In the records below, find each line containing the word "divergence" and copy it.

--- start THE DATA ---

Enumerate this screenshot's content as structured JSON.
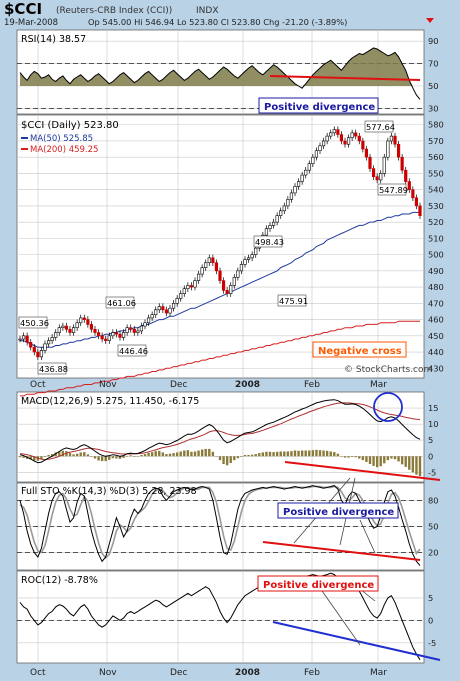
{
  "header": {
    "symbol": "$CCI",
    "source": "(Reuters-CRB Index (CCI))",
    "exchange": "INDX",
    "date": "19-Mar-2008",
    "quote": "Op 545.00  Hi 546.94  Lo 523.80  Cl 523.80  Chg -21.20 (-3.89%)",
    "watermark": "© StockCharts.com"
  },
  "colors": {
    "frame": "#b9d2e6",
    "panel": "#ffffff",
    "grid": "#c8c8c8",
    "price_line": "#000000",
    "up_bar": "#000000",
    "down_bar": "#cc0000",
    "ma50": "#1f3a9e",
    "ma200": "#d71f1f",
    "rsi_fill": "#7e7a48",
    "annotation_red": "#e01010",
    "annotation_blue": "#2030d0",
    "label_blue": "#1a1aa0",
    "label_orange": "#ff5a00",
    "label_red": "#e01010"
  },
  "months": [
    "Oct",
    "Nov",
    "Dec",
    "2008",
    "Feb",
    "Mar"
  ],
  "annotations": {
    "rsi": "Positive divergence",
    "price": "Negative cross",
    "sto": "Positive divergence",
    "roc": "Positive divergence"
  },
  "chart_data": [
    {
      "type": "line",
      "title": "RSI(14) 38.57",
      "y_ticks": [
        30,
        50,
        70,
        90
      ],
      "ylim": [
        25,
        100
      ],
      "reference_lines": [
        30,
        70
      ],
      "y_values": [
        62,
        58,
        55,
        60,
        63,
        61,
        57,
        58,
        60,
        56,
        54,
        57,
        59,
        55,
        52,
        56,
        58,
        60,
        57,
        54,
        56,
        59,
        61,
        58,
        55,
        52,
        54,
        57,
        60,
        62,
        59,
        56,
        53,
        55,
        58,
        61,
        63,
        60,
        57,
        54,
        56,
        59,
        62,
        64,
        61,
        58,
        55,
        57,
        60,
        63,
        65,
        62,
        59,
        56,
        58,
        61,
        64,
        67,
        65,
        62,
        59,
        57,
        60,
        63,
        66,
        68,
        65,
        62,
        60,
        63,
        66,
        69,
        67,
        64,
        61,
        58,
        55,
        52,
        50,
        48,
        52,
        56,
        60,
        63,
        66,
        69,
        71,
        73,
        70,
        67,
        64,
        68,
        72,
        75,
        77,
        79,
        78,
        80,
        82,
        84,
        83,
        81,
        79,
        77,
        78,
        80,
        76,
        70,
        64,
        55,
        48,
        42,
        38
      ]
    },
    {
      "type": "line",
      "title": "$CCI (Daily) 523.80",
      "series": [
        {
          "name": "MA(50) 525.85"
        },
        {
          "name": "MA(200) 459.25"
        }
      ],
      "y_ticks": [
        430,
        440,
        450,
        460,
        470,
        480,
        490,
        500,
        510,
        520,
        530,
        540,
        550,
        560,
        570,
        580
      ],
      "ylim": [
        424,
        586
      ],
      "price_labels": [
        "450.36",
        "436.88",
        "461.06",
        "446.46",
        "498.43",
        "475.91",
        "577.64",
        "547.89"
      ],
      "close": [
        448,
        450,
        446,
        443,
        440,
        437,
        441,
        445,
        447,
        449,
        452,
        455,
        456,
        454,
        452,
        455,
        458,
        461,
        460,
        457,
        454,
        452,
        450,
        448,
        447,
        450,
        452,
        451,
        449,
        452,
        455,
        454,
        452,
        453,
        456,
        458,
        461,
        463,
        466,
        468,
        466,
        464,
        467,
        470,
        473,
        476,
        479,
        481,
        480,
        484,
        488,
        492,
        495,
        498,
        495,
        490,
        484,
        478,
        476,
        481,
        486,
        490,
        494,
        497,
        498,
        500,
        504,
        508,
        512,
        516,
        518,
        520,
        524,
        527,
        530,
        534,
        538,
        542,
        545,
        549,
        552,
        556,
        560,
        564,
        567,
        570,
        573,
        575,
        577,
        574,
        570,
        568,
        572,
        575,
        573,
        570,
        565,
        560,
        553,
        548,
        546,
        550,
        560,
        570,
        573,
        568,
        560,
        552,
        545,
        540,
        535,
        530,
        524
      ],
      "ma50": [
        447,
        447,
        446,
        445,
        444,
        443,
        443,
        443,
        443,
        443,
        444,
        444,
        445,
        445,
        446,
        446,
        447,
        447,
        448,
        448,
        449,
        449,
        450,
        450,
        451,
        451,
        452,
        452,
        453,
        453,
        454,
        454,
        455,
        455,
        456,
        457,
        457,
        458,
        459,
        460,
        460,
        461,
        462,
        462,
        463,
        464,
        465,
        466,
        467,
        467,
        468,
        469,
        470,
        471,
        472,
        473,
        474,
        475,
        476,
        477,
        478,
        479,
        480,
        481,
        482,
        483,
        484,
        485,
        486,
        487,
        488,
        489,
        490,
        492,
        493,
        494,
        495,
        497,
        498,
        499,
        501,
        502,
        503,
        505,
        506,
        507,
        509,
        510,
        511,
        512,
        513,
        514,
        515,
        516,
        517,
        518,
        518,
        519,
        520,
        520,
        521,
        521,
        522,
        523,
        523,
        524,
        524,
        525,
        525,
        525,
        526,
        526,
        526
      ],
      "ma200": [
        413,
        413,
        414,
        414,
        414,
        415,
        415,
        415,
        416,
        416,
        416,
        417,
        417,
        418,
        418,
        418,
        419,
        419,
        420,
        420,
        420,
        421,
        421,
        422,
        422,
        422,
        423,
        423,
        424,
        424,
        425,
        425,
        425,
        426,
        426,
        427,
        427,
        428,
        428,
        429,
        429,
        430,
        430,
        431,
        431,
        432,
        432,
        433,
        433,
        434,
        434,
        435,
        435,
        436,
        436,
        437,
        437,
        438,
        438,
        439,
        439,
        440,
        440,
        441,
        441,
        442,
        442,
        443,
        443,
        444,
        444,
        445,
        445,
        446,
        446,
        447,
        447,
        448,
        448,
        449,
        449,
        450,
        450,
        451,
        451,
        452,
        452,
        453,
        453,
        454,
        454,
        455,
        455,
        455,
        456,
        456,
        456,
        457,
        457,
        457,
        457,
        458,
        458,
        458,
        458,
        458,
        459,
        459,
        459,
        459,
        459,
        459,
        459
      ]
    },
    {
      "type": "line",
      "title": "MACD(12,26,9) 5.275, 11.450, -6.175",
      "y_ticks": [
        -5,
        0,
        5,
        10,
        15
      ],
      "ylim": [
        -8,
        20
      ],
      "macd": [
        0.5,
        0.2,
        -0.3,
        -0.8,
        -1.5,
        -2,
        -1.8,
        -1.2,
        -0.5,
        0,
        0.8,
        1.5,
        2.2,
        2.6,
        2.3,
        2.1,
        2.5,
        3.2,
        3.6,
        3.1,
        2.4,
        1.6,
        0.8,
        0.3,
        0,
        0.2,
        0.5,
        0.3,
        0,
        0.2,
        0.8,
        1,
        0.8,
        0.9,
        1.3,
        1.8,
        2.5,
        3,
        3.6,
        4.1,
        3.9,
        3.6,
        3.9,
        4.4,
        4.9,
        5.6,
        6.3,
        6.9,
        6.8,
        7.2,
        7.9,
        8.6,
        9.3,
        9.9,
        9.3,
        8.1,
        6.6,
        5,
        4.2,
        4.6,
        5.3,
        5.9,
        6.6,
        7.2,
        7.4,
        7.6,
        8.1,
        8.7,
        9.3,
        9.9,
        10.3,
        10.6,
        11.1,
        11.6,
        12.1,
        12.6,
        13.2,
        13.8,
        14.2,
        14.7,
        15.1,
        15.6,
        16.1,
        16.6,
        16.9,
        17.2,
        17.4,
        17.5,
        17.6,
        17.3,
        16.7,
        16.2,
        16.2,
        16.3,
        16.1,
        15.6,
        14.9,
        14,
        13,
        11.9,
        11,
        10.8,
        11.3,
        12,
        12.3,
        11.9,
        11,
        9.9,
        8.8,
        7.7,
        6.7,
        5.8,
        5.3
      ],
      "signal": [
        0.8,
        0.7,
        0.5,
        0.2,
        -0.2,
        -0.6,
        -0.9,
        -1,
        -0.9,
        -0.7,
        -0.4,
        0,
        0.5,
        1,
        1.3,
        1.5,
        1.7,
        2,
        2.3,
        2.5,
        2.5,
        2.3,
        2.1,
        1.8,
        1.5,
        1.3,
        1.1,
        1,
        0.8,
        0.7,
        0.7,
        0.7,
        0.8,
        0.8,
        0.9,
        1.1,
        1.4,
        1.7,
        2,
        2.4,
        2.7,
        2.9,
        3.1,
        3.4,
        3.7,
        4.1,
        4.5,
        5,
        5.4,
        5.7,
        6.1,
        6.5,
        7,
        7.6,
        7.9,
        8,
        7.8,
        7.4,
        7,
        6.7,
        6.5,
        6.5,
        6.6,
        6.8,
        7,
        7.1,
        7.4,
        7.7,
        8.1,
        8.5,
        8.9,
        9.3,
        9.7,
        10.1,
        10.6,
        11.1,
        11.6,
        12,
        12.5,
        12.9,
        13.3,
        13.8,
        14.2,
        14.6,
        15,
        15.4,
        15.7,
        16,
        16.3,
        16.5,
        16.6,
        16.6,
        16.6,
        16.5,
        16.4,
        16.3,
        16.1,
        15.8,
        15.4,
        14.9,
        14.4,
        13.9,
        13.5,
        13.2,
        13,
        12.8,
        12.6,
        12.4,
        12.1,
        11.9,
        11.7,
        11.5,
        11.45
      ]
    },
    {
      "type": "line",
      "title": "Full STO %K(14,3) %D(3) 5.28, 23.98",
      "y_ticks": [
        20,
        50,
        80
      ],
      "ylim": [
        0,
        100
      ],
      "reference_lines": [
        20,
        50,
        80
      ],
      "k": [
        80,
        65,
        45,
        30,
        20,
        15,
        25,
        45,
        65,
        80,
        88,
        90,
        85,
        70,
        55,
        60,
        78,
        88,
        85,
        65,
        45,
        30,
        18,
        10,
        15,
        30,
        45,
        60,
        50,
        38,
        45,
        60,
        70,
        65,
        70,
        80,
        88,
        92,
        94,
        93,
        85,
        80,
        85,
        90,
        92,
        94,
        95,
        94,
        92,
        93,
        95,
        96,
        95,
        93,
        80,
        60,
        38,
        20,
        18,
        30,
        50,
        70,
        82,
        88,
        90,
        92,
        93,
        94,
        95,
        94,
        95,
        96,
        95,
        94,
        93,
        94,
        95,
        96,
        95,
        94,
        95,
        96,
        97,
        96,
        95,
        94,
        95,
        96,
        97,
        93,
        80,
        75,
        85,
        90,
        88,
        80,
        72,
        65,
        55,
        48,
        50,
        62,
        78,
        90,
        92,
        85,
        72,
        58,
        45,
        30,
        18,
        10,
        5
      ],
      "d": [
        75,
        72,
        63,
        47,
        32,
        22,
        20,
        28,
        45,
        63,
        78,
        86,
        88,
        82,
        70,
        62,
        64,
        75,
        84,
        79,
        65,
        47,
        31,
        19,
        14,
        18,
        30,
        45,
        52,
        49,
        44,
        48,
        58,
        65,
        68,
        72,
        79,
        87,
        91,
        93,
        91,
        86,
        83,
        85,
        89,
        92,
        94,
        94,
        94,
        93,
        93,
        95,
        95,
        95,
        89,
        78,
        59,
        39,
        25,
        23,
        33,
        50,
        67,
        80,
        87,
        90,
        92,
        93,
        94,
        94,
        95,
        95,
        95,
        95,
        94,
        94,
        94,
        95,
        95,
        95,
        95,
        95,
        96,
        96,
        96,
        95,
        95,
        95,
        96,
        95,
        90,
        83,
        80,
        83,
        88,
        86,
        80,
        72,
        64,
        56,
        51,
        53,
        63,
        77,
        87,
        89,
        83,
        72,
        58,
        44,
        31,
        19,
        24
      ]
    },
    {
      "type": "line",
      "title": "ROC(12) -8.78%",
      "y_ticks": [
        -5,
        0,
        5
      ],
      "ylim": [
        -9.5,
        11
      ],
      "reference_lines": [
        0
      ],
      "y_values": [
        4,
        3,
        2.5,
        1,
        0,
        -1,
        -0.5,
        0.5,
        1.5,
        2,
        3,
        3.5,
        3.2,
        2.5,
        1.5,
        1,
        2,
        3,
        3.5,
        2.5,
        1,
        0,
        -1,
        -1.5,
        -1,
        0,
        1,
        0.5,
        0,
        0.5,
        1.5,
        2,
        1.5,
        2,
        2.5,
        3,
        3.5,
        4,
        4.5,
        4.2,
        3.5,
        3,
        3.5,
        4,
        4.5,
        5,
        5.5,
        6,
        5.5,
        6,
        6.5,
        7,
        7.5,
        7,
        5.5,
        4,
        2,
        0.5,
        -0.5,
        0.5,
        2,
        3.5,
        4.5,
        5.5,
        6,
        6.5,
        7,
        7.5,
        8,
        8.5,
        9,
        9.2,
        9,
        8.5,
        8,
        8.5,
        9,
        9.5,
        9.8,
        9.5,
        9.8,
        10,
        10.2,
        10,
        9.8,
        10,
        10.2,
        10.5,
        10.2,
        9.5,
        8.5,
        7.5,
        7.8,
        8.2,
        7.5,
        6.5,
        5,
        3.5,
        2,
        1,
        0.5,
        1.5,
        3.5,
        5,
        5.5,
        4,
        2,
        0,
        -2,
        -4,
        -6,
        -7.5,
        -8.78
      ]
    }
  ]
}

--- end THE DATA ---

■ TASK RESULT
    "rsi": "Positive divergence",
    "sto": "Positive divergence",
    "roc": "Positive divergence"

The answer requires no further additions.